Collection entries
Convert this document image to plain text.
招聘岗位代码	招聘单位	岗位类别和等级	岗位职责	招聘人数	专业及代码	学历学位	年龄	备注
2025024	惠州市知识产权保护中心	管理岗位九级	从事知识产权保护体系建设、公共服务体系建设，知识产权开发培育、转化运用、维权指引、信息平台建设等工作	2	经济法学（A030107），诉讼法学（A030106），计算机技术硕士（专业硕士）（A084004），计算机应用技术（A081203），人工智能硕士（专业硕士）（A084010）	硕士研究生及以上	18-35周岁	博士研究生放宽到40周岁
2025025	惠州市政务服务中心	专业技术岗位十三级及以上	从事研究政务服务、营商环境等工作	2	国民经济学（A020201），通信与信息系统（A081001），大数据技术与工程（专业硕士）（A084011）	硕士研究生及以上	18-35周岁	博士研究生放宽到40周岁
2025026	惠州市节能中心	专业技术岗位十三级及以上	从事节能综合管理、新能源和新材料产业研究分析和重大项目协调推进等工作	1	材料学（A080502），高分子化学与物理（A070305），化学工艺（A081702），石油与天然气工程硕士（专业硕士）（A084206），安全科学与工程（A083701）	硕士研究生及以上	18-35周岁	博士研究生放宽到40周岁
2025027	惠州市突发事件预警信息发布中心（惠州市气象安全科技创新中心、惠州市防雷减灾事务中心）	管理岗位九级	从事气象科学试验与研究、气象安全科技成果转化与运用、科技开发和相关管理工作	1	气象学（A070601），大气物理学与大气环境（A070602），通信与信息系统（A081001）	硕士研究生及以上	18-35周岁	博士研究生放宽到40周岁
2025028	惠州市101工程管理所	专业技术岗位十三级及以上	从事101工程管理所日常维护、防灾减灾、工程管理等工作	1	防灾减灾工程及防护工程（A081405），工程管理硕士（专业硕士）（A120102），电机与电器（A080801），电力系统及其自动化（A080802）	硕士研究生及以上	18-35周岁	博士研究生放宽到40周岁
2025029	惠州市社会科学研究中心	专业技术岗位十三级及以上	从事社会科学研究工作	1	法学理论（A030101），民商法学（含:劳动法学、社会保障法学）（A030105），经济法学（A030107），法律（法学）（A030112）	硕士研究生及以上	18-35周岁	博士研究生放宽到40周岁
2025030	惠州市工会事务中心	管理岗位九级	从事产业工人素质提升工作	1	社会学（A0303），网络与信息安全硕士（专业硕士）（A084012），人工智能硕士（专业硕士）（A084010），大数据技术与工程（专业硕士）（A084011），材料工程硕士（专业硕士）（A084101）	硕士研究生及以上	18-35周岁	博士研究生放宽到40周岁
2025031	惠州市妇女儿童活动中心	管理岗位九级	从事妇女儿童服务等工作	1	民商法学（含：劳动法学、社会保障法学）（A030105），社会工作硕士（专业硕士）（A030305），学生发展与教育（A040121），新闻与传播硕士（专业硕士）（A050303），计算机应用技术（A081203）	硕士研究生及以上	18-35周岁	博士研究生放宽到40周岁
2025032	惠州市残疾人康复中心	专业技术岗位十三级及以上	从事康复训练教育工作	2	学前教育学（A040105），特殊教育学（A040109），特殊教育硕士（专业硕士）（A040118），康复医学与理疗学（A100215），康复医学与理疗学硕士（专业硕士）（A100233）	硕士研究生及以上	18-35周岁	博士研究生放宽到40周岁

- Request -
Report all lines of the data above that include the string "计算机应用技术".

- Correct output -
2025024	惠州市知识产权保护中心	管理岗位九级	从事知识产权保护体系建设、公共服务体系建设，知识产权开发培育、转化运用、维权指引、信息平台建设等工作	2	经济法学（A030107），诉讼法学（A030106），计算机技术硕士（专业硕士）（A084004），计算机应用技术（A081203），人工智能硕士（专业硕士）（A084010）	硕士研究生及以上	18-35周岁	博士研究生放宽到40周岁
2025031	惠州市妇女儿童活动中心	管理岗位九级	从事妇女儿童服务等工作	1	民商法学（含：劳动法学、社会保障法学）（A030105），社会工作硕士（专业硕士）（A030305），学生发展与教育（A040121），新闻与传播硕士（专业硕士）（A050303），计算机应用技术（A081203）	硕士研究生及以上	18-35周岁	博士研究生放宽到40周岁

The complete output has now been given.